→ TASK GOAL
Retype each record shown below, leaving every character as it is.

→ Stored items from a collection
— Start —

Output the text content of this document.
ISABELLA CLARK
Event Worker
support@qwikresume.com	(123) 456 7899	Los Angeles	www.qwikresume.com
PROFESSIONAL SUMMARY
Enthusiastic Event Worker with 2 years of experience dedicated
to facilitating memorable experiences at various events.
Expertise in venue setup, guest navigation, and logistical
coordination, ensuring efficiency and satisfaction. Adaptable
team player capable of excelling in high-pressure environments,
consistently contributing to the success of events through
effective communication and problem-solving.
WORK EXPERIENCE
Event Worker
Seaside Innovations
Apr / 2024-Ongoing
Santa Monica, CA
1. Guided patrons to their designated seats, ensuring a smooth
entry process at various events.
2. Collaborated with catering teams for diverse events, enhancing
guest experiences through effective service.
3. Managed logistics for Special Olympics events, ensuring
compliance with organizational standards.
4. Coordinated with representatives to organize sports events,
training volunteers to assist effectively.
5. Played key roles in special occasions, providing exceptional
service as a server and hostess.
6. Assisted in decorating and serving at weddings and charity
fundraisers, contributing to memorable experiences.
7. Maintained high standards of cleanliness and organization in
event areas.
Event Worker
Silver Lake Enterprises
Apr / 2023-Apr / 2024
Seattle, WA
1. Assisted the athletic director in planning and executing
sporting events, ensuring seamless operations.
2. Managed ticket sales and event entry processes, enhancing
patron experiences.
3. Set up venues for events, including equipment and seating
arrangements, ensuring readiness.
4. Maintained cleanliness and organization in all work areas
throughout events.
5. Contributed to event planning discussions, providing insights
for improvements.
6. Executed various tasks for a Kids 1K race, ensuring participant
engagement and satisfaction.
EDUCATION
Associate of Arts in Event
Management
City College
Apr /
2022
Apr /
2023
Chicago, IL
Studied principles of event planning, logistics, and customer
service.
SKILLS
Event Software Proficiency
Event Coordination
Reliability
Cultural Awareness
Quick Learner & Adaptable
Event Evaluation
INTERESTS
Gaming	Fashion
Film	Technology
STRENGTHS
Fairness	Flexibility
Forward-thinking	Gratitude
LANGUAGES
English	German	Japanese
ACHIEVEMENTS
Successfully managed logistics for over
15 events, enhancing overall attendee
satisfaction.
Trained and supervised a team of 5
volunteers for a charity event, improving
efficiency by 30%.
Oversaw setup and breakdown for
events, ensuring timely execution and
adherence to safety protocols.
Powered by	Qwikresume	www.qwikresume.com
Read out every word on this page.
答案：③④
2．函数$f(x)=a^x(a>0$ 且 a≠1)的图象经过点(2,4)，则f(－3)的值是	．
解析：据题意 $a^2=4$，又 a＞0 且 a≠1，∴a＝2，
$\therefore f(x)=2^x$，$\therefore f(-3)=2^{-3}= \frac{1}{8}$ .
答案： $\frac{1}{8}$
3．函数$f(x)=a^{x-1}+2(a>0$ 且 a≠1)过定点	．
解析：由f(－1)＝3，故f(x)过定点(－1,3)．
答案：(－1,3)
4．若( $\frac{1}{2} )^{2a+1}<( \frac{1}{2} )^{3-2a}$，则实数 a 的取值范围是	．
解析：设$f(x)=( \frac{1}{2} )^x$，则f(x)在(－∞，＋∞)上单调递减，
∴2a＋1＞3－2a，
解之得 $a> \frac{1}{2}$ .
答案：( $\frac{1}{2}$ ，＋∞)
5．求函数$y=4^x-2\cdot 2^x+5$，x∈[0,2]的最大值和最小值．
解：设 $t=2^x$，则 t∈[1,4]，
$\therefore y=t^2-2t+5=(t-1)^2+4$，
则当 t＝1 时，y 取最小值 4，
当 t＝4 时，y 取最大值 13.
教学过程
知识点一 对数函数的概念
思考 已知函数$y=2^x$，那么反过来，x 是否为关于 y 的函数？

— End —

→ EXPECTED ANSWER
Output the text content of this document.
ISABELLA CLARK
Event Worker
support@qwikresume.com	(123) 456 7899	Los Angeles	www.qwikresume.com
PROFESSIONAL SUMMARY
Enthusiastic Event Worker with 2 years of experience dedicated
to facilitating memorable experiences at various events.
Expertise in venue setup, guest navigation, and logistical
coordination, ensuring efficiency and satisfaction. Adaptable
team player capable of excelling in high-pressure environments,
consistently contributing to the success of events through
effective communication and problem-solving.
WORK EXPERIENCE
Event Worker
Seaside Innovations
Apr / 2024-Ongoing
Santa Monica, CA
1. Guided patrons to their designated seats, ensuring a smooth
entry process at various events.
2. Collaborated with catering teams for diverse events, enhancing
guest experiences through effective service.
3. Managed logistics for Special Olympics events, ensuring
compliance with organizational standards.
4. Coordinated with representatives to organize sports events,
training volunteers to assist effectively.
5. Played key roles in special occasions, providing exceptional
service as a server and hostess.
6. Assisted in decorating and serving at weddings and charity
fundraisers, contributing to memorable experiences.
7. Maintained high standards of cleanliness and organization in
event areas.
Event Worker
Silver Lake Enterprises
Apr / 2023-Apr / 2024
Seattle, WA
1. Assisted the athletic director in planning and executing
sporting events, ensuring seamless operations.
2. Managed ticket sales and event entry processes, enhancing
patron experiences.
3. Set up venues for events, including equipment and seating
arrangements, ensuring readiness.
4. Maintained cleanliness and organization in all work areas
throughout events.
5. Contributed to event planning discussions, providing insights
for improvements.
6. Executed various tasks for a Kids 1K race, ensuring participant
engagement and satisfaction.
EDUCATION
Associate of Arts in Event
Management
City College
Apr /
2022
Apr /
2023
Chicago, IL
Studied principles of event planning, logistics, and customer
service.
SKILLS
Event Software Proficiency
Event Coordination
Reliability
Cultural Awareness
Quick Learner & Adaptable
Event Evaluation
INTERESTS
Gaming	Fashion
Film	Technology
STRENGTHS
Fairness	Flexibility
Forward-thinking	Gratitude
LANGUAGES
English	German	Japanese
ACHIEVEMENTS
Successfully managed logistics for over
15 events, enhancing overall attendee
satisfaction.
Trained and supervised a team of 5
volunteers for a charity event, improving
efficiency by 30%.
Oversaw setup and breakdown for
events, ensuring timely execution and
adherence to safety protocols.
Powered by	Qwikresume	www.qwikresume.com
Read out every word on this page.
答案：③④
2．函数$f(x)=a^x(a>0$ 且 a≠1)的图象经过点(2,4)，则f(－3)的值是	．
解析：据题意 $a^2=4$，又 a＞0 且 a≠1，∴a＝2，
$\therefore f(x)=2^x$，$\therefore f(-3)=2^{-3}= \frac{1}{8}$ .
答案： $\frac{1}{8}$
3．函数$f(x)=a^{x-1}+2(a>0$ 且 a≠1)过定点	．
解析：由f(－1)＝3，故f(x)过定点(－1,3)．
答案：(－1,3)
4．若( $\frac{1}{2} )^{2a+1}<( \frac{1}{2} )^{3-2a}$，则实数 a 的取值范围是	．
解析：设$f(x)=( \frac{1}{2} )^x$，则f(x)在(－∞，＋∞)上单调递减，
∴2a＋1＞3－2a，
解之得 $a> \frac{1}{2}$ .
答案：( $\frac{1}{2}$ ，＋∞)
5．求函数$y=4^x-2\cdot 2^x+5$，x∈[0,2]的最大值和最小值．
解：设 $t=2^x$，则 t∈[1,4]，
$\therefore y=t^2-2t+5=(t-1)^2+4$，
则当 t＝1 时，y 取最小值 4，
当 t＝4 时，y 取最大值 13.
教学过程
知识点一 对数函数的概念
思考 已知函数$y=2^x$，那么反过来，x 是否为关于 y 的函数？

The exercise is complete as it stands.